### The problem
Find all lines in the listing that include the word "possible", then copy them.
═══ Stored data ═══
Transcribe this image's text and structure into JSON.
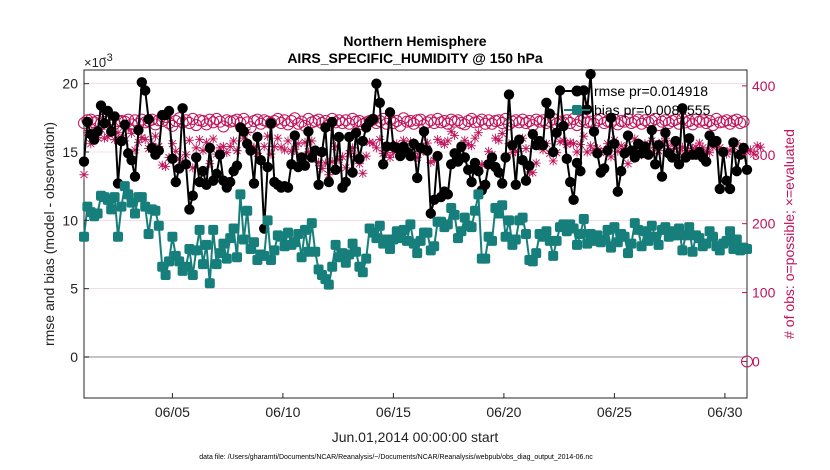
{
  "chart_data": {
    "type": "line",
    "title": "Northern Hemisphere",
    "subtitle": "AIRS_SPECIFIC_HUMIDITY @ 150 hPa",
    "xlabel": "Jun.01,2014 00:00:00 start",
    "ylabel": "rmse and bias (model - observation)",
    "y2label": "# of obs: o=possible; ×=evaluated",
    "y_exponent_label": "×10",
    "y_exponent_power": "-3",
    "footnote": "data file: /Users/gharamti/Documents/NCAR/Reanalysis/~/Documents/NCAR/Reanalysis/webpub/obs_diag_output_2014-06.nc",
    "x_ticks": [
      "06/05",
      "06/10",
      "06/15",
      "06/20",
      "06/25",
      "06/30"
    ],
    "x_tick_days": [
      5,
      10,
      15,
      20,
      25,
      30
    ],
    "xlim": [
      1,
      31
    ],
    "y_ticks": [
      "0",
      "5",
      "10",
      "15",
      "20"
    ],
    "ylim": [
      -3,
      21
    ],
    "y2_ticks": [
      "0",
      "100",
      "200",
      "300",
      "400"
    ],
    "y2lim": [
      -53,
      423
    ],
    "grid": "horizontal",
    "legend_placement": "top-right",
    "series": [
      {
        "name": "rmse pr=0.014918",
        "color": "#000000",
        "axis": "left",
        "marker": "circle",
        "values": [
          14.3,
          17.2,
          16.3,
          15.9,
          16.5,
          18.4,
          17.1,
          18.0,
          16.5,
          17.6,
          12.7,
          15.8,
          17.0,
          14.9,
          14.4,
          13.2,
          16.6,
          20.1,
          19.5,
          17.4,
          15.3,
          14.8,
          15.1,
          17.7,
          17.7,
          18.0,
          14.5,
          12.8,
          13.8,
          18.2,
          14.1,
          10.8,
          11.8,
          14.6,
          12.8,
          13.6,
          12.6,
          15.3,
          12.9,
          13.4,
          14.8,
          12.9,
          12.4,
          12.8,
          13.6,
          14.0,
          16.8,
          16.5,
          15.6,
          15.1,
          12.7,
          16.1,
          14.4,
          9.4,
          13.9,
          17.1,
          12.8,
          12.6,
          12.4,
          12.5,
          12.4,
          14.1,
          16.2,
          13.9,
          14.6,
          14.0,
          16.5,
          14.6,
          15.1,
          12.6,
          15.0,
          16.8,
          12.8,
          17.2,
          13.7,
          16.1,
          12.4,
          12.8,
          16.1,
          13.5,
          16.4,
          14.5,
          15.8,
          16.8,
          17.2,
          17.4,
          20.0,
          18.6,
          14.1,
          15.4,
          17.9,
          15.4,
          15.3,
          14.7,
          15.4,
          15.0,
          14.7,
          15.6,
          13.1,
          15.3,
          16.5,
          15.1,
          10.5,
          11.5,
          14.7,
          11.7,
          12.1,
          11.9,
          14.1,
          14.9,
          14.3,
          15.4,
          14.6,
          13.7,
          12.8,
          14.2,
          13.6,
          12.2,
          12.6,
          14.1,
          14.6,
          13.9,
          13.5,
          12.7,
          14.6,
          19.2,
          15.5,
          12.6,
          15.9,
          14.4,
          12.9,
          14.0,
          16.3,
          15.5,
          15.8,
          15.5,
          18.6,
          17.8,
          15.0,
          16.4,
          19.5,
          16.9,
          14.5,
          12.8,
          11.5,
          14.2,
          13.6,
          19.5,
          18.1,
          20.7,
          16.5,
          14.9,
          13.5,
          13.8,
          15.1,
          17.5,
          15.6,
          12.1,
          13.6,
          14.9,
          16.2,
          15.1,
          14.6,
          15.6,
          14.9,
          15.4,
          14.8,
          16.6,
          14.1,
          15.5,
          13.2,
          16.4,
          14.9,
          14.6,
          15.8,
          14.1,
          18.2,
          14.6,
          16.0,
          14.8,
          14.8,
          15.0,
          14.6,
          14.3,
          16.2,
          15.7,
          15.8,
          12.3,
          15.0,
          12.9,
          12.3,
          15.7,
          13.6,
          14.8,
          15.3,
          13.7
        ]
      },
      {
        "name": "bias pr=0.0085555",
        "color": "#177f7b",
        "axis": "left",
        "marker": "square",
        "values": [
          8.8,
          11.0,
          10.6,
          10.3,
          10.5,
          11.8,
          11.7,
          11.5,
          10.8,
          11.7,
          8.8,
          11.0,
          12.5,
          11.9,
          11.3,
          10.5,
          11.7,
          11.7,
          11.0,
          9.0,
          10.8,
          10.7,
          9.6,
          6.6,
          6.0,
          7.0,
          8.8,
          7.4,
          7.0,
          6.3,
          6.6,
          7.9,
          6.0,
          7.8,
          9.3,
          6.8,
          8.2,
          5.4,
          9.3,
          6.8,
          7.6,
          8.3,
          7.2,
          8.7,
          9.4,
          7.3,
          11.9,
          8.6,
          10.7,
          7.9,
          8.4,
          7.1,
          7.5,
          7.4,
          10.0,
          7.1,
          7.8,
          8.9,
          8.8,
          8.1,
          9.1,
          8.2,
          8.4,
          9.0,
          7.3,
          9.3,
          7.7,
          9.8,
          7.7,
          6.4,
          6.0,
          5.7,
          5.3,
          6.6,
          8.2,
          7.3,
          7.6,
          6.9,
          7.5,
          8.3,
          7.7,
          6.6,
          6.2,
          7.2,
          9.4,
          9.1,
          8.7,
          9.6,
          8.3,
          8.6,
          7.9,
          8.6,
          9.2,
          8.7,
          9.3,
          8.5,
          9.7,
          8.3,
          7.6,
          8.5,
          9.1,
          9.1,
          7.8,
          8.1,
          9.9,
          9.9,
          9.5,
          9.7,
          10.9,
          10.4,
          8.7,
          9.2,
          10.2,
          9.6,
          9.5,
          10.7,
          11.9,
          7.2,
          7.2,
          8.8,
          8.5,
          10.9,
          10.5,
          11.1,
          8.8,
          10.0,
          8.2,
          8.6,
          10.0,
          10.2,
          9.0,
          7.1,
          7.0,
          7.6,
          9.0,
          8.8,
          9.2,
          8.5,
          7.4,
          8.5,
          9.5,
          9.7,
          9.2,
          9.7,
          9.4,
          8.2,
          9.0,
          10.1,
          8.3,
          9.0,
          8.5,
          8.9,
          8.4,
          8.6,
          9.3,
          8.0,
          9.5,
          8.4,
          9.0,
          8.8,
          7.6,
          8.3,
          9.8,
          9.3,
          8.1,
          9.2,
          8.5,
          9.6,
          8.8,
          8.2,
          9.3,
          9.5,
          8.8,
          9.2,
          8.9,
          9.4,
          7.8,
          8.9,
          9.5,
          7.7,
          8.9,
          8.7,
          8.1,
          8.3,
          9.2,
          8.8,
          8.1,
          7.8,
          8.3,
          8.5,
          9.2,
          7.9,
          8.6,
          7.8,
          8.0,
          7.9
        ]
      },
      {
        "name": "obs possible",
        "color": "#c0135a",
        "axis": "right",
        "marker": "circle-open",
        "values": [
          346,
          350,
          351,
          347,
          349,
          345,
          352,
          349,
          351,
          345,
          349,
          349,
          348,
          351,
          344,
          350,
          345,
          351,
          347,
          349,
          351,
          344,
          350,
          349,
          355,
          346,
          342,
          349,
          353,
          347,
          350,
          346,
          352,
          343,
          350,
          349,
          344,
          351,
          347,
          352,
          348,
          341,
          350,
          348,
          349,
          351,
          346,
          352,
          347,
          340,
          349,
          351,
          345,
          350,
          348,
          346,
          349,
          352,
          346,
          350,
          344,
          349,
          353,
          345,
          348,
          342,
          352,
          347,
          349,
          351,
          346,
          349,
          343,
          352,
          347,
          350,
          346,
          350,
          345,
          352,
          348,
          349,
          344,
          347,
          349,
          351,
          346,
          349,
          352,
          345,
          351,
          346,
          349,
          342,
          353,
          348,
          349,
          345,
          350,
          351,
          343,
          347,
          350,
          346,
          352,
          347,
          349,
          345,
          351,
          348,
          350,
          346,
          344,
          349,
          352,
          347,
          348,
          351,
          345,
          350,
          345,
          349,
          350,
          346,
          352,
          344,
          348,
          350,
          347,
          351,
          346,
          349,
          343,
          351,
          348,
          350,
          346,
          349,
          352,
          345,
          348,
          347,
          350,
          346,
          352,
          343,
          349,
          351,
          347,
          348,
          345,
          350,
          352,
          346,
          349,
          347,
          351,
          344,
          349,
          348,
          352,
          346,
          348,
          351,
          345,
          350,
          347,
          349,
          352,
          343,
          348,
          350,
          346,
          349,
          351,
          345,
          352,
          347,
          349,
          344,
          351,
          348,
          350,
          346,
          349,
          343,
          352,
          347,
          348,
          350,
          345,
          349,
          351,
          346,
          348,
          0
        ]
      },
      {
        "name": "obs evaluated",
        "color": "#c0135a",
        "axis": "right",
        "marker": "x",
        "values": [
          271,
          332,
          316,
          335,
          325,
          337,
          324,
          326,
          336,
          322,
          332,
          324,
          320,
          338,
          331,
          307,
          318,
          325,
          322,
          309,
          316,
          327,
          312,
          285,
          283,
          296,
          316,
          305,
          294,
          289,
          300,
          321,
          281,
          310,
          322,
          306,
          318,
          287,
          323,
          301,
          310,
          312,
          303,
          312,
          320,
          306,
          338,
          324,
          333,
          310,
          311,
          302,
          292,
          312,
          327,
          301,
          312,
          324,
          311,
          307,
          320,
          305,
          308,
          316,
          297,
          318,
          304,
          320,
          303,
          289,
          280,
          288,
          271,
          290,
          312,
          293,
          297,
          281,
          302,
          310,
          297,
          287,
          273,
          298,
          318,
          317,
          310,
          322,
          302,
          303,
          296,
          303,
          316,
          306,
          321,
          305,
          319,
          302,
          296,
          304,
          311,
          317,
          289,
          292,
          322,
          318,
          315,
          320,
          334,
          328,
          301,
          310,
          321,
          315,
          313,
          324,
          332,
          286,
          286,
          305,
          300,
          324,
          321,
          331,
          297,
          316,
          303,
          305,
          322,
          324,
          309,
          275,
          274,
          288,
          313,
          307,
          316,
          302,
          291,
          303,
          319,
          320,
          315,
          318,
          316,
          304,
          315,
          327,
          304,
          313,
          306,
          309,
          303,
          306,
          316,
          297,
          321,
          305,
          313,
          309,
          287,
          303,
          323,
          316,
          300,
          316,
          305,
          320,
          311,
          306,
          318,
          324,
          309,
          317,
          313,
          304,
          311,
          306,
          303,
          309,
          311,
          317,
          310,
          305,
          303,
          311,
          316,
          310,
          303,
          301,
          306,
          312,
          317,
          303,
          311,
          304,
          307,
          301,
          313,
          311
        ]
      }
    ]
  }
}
═══
═══ Stored data ═══
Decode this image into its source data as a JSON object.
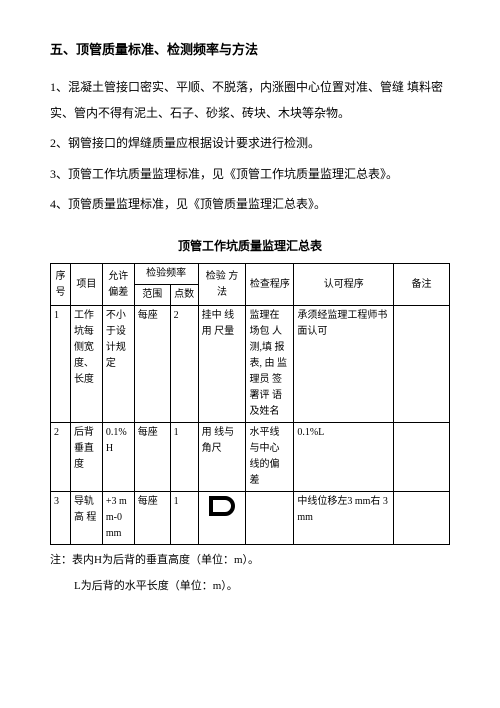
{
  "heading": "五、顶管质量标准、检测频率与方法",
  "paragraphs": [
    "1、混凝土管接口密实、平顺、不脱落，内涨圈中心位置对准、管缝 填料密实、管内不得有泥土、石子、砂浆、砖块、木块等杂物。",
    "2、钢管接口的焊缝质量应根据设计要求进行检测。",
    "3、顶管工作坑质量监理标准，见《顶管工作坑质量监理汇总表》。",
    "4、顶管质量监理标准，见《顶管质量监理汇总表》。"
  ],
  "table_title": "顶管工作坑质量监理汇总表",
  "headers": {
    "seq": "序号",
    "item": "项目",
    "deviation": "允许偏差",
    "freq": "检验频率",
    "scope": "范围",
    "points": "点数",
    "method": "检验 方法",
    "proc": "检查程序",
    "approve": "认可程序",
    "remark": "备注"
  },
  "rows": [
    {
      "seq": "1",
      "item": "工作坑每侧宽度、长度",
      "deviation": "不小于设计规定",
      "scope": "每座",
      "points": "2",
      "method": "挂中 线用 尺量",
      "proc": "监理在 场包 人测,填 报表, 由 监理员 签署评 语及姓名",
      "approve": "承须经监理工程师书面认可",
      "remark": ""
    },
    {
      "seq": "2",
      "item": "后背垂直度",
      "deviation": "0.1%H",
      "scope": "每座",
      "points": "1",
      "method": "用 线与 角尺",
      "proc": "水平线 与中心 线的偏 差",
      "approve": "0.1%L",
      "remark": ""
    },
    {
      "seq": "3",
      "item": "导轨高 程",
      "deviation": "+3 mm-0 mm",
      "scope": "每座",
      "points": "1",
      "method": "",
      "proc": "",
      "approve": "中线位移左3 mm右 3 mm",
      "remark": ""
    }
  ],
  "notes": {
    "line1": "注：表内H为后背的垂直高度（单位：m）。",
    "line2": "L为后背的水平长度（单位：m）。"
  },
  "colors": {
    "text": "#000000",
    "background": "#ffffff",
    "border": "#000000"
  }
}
═══
### Answer to the problem
    "y2label": "# of obs: o=possible; ×=evaluated",
        "name": "obs possible",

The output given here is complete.